▶ What needs to be done: Write out every entry precisely as given, leaving the pictures out.

▶ Extracted material:
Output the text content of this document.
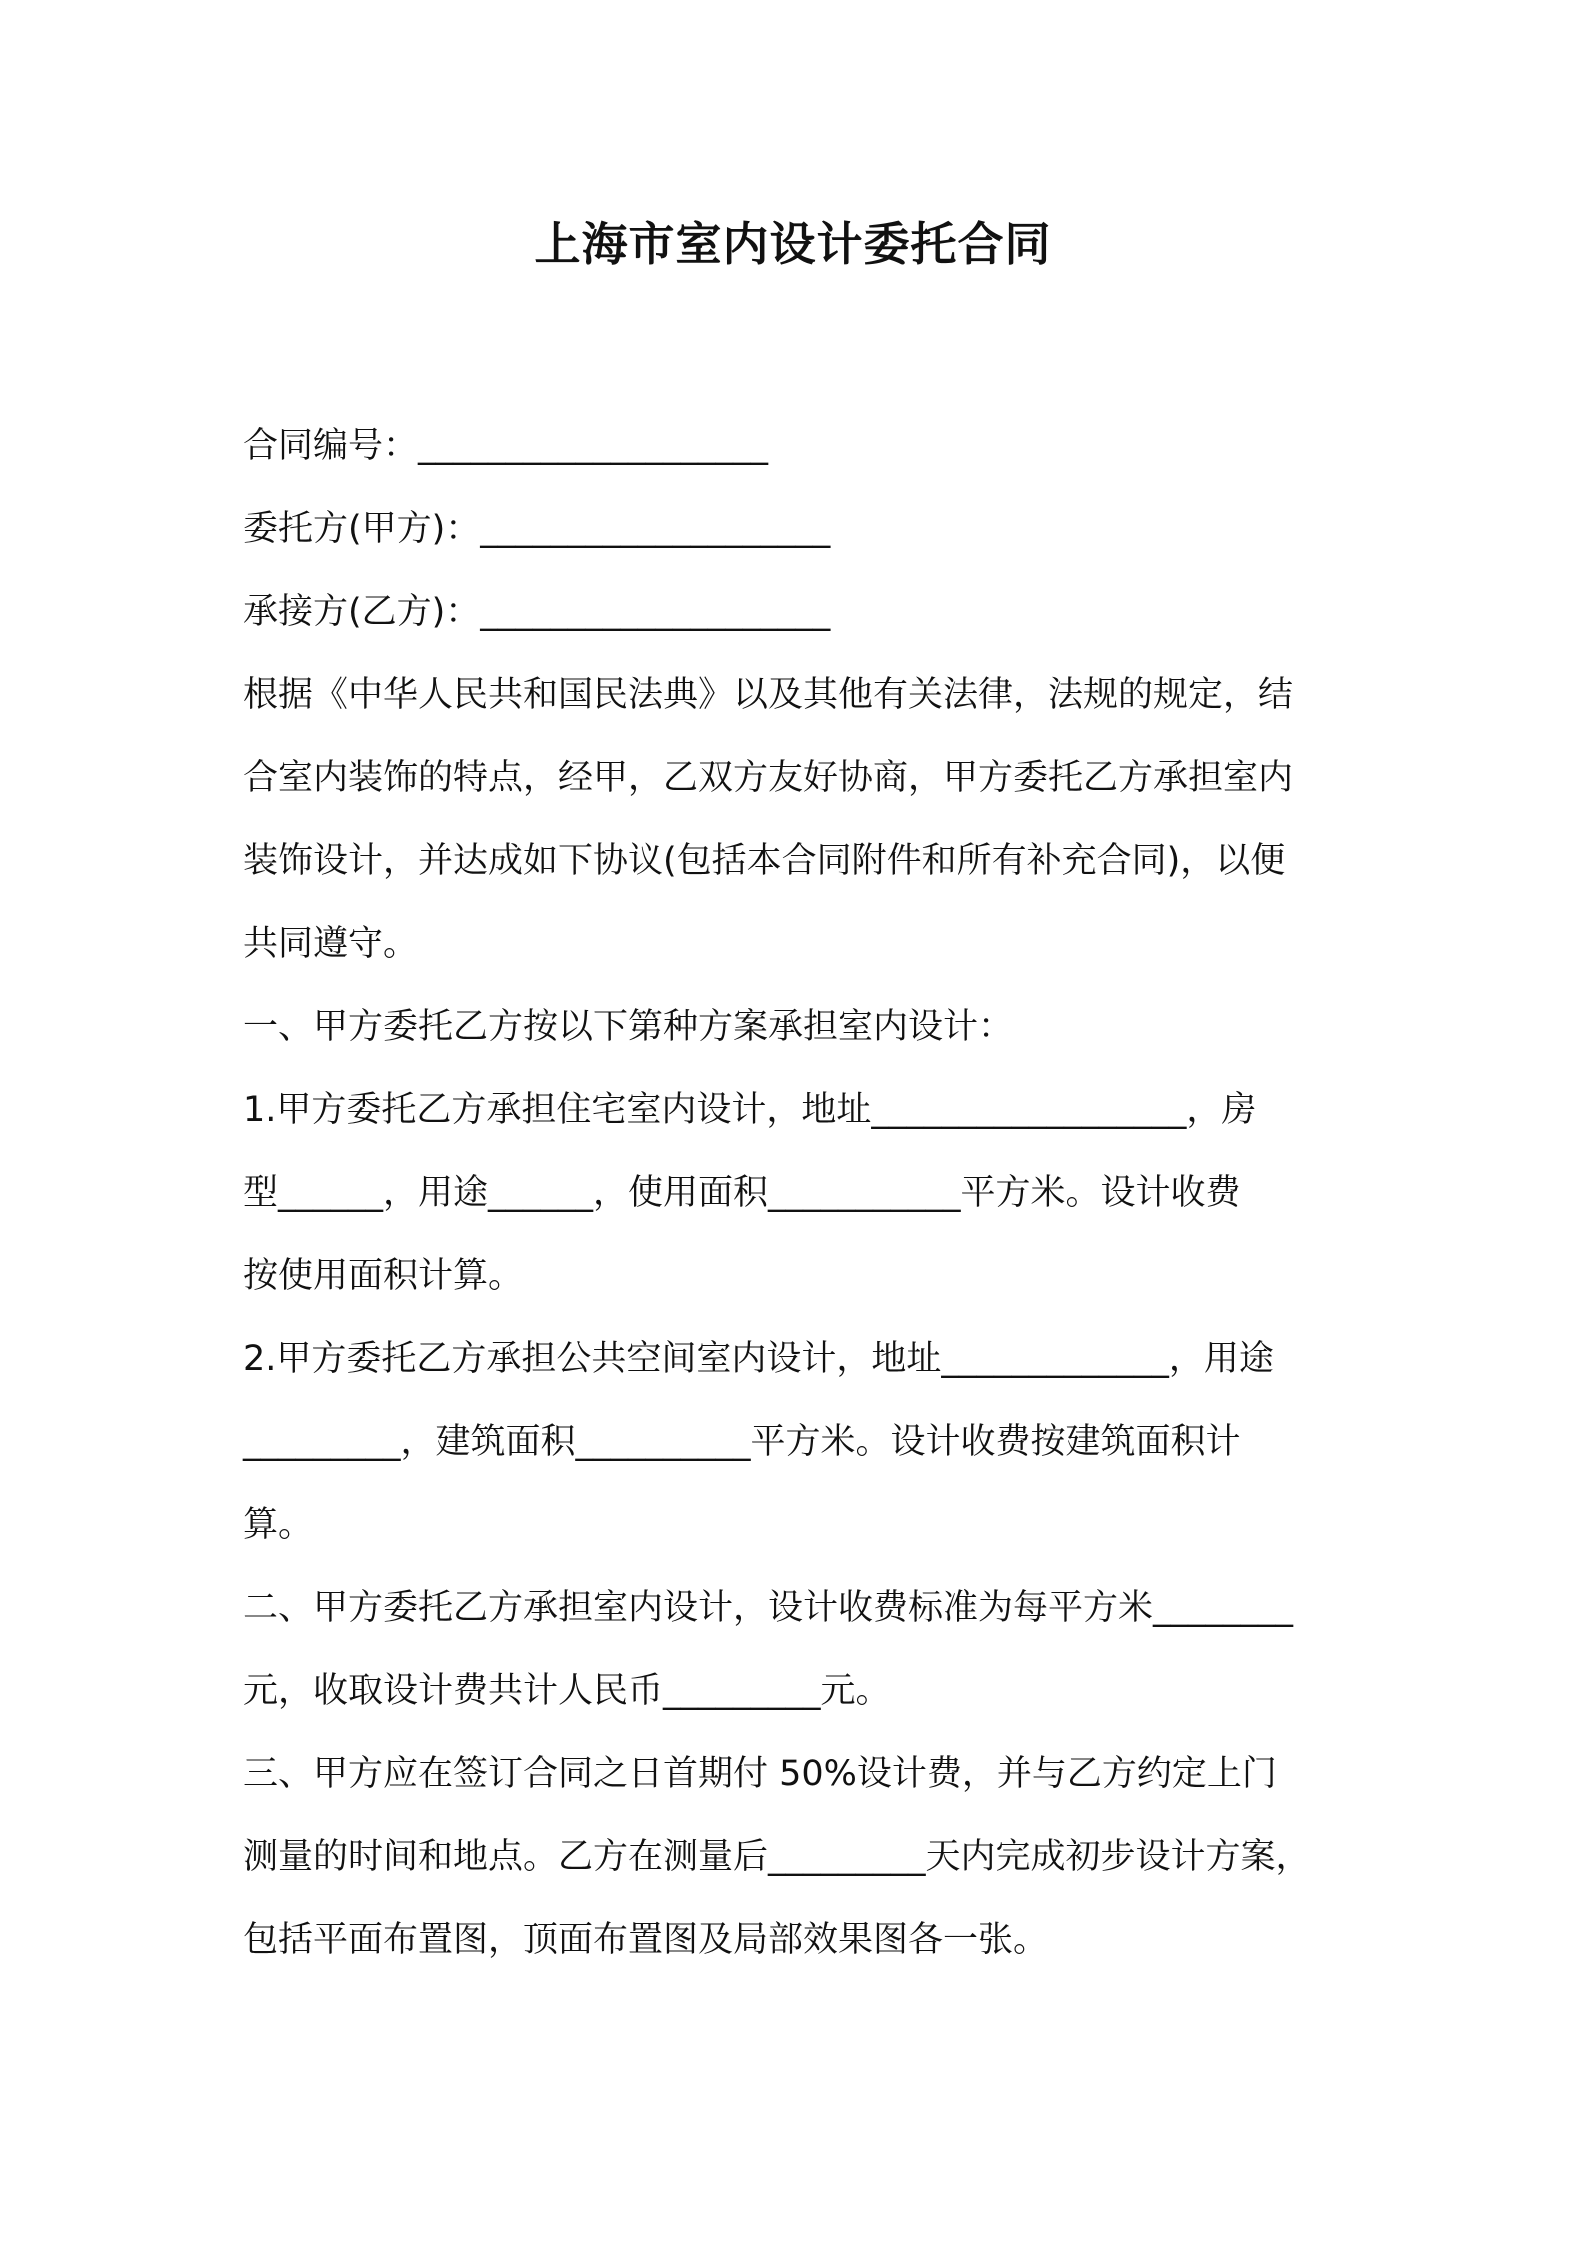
上海市室内设计委托合同

合同编号：____________________

委托方(甲方)：____________________

承接方(乙方)：____________________

根据《中华人民共和国民法典》以及其他有关法律，法规的规定，结

合室内装饰的特点，经甲，乙双方友好协商，甲方委托乙方承担室内

装饰设计，并达成如下协议(包括本合同附件和所有补充合同)，以便

共同遵守。

一、甲方委托乙方按以下第种方案承担室内设计：

1.甲方委托乙方承担住宅室内设计，地址__________________，房

型______，用途______，使用面积___________平方米。设计收费

按使用面积计算。

2.甲方委托乙方承担公共空间室内设计，地址_____________，用途

_________，建筑面积__________平方米。设计收费按建筑面积计

算。

二、甲方委托乙方承担室内设计，设计收费标准为每平方米________

元，收取设计费共计人民币_________元。

三、甲方应在签订合同之日首期付 50%设计费，并与乙方约定上门

测量的时间和地点。乙方在测量后_________天内完成初步设计方案，

包括平面布置图，顶面布置图及局部效果图各一张。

▶ Written solution:
Output the text content of this document.
上海市室内设计委托合同

合同编号：____________________

委托方(甲方)：____________________

承接方(乙方)：____________________

根据《中华人民共和国民法典》以及其他有关法律，法规的规定，结

合室内装饰的特点，经甲，乙双方友好协商，甲方委托乙方承担室内

装饰设计，并达成如下协议(包括本合同附件和所有补充合同)，以便

共同遵守。

一、甲方委托乙方按以下第种方案承担室内设计：

1.甲方委托乙方承担住宅室内设计，地址__________________，房

型______，用途______，使用面积___________平方米。设计收费

按使用面积计算。

2.甲方委托乙方承担公共空间室内设计，地址_____________，用途

_________，建筑面积__________平方米。设计收费按建筑面积计

算。

二、甲方委托乙方承担室内设计，设计收费标准为每平方米________

元，收取设计费共计人民币_________元。

三、甲方应在签订合同之日首期付 50%设计费，并与乙方约定上门

测量的时间和地点。乙方在测量后_________天内完成初步设计方案，

包括平面布置图，顶面布置图及局部效果图各一张。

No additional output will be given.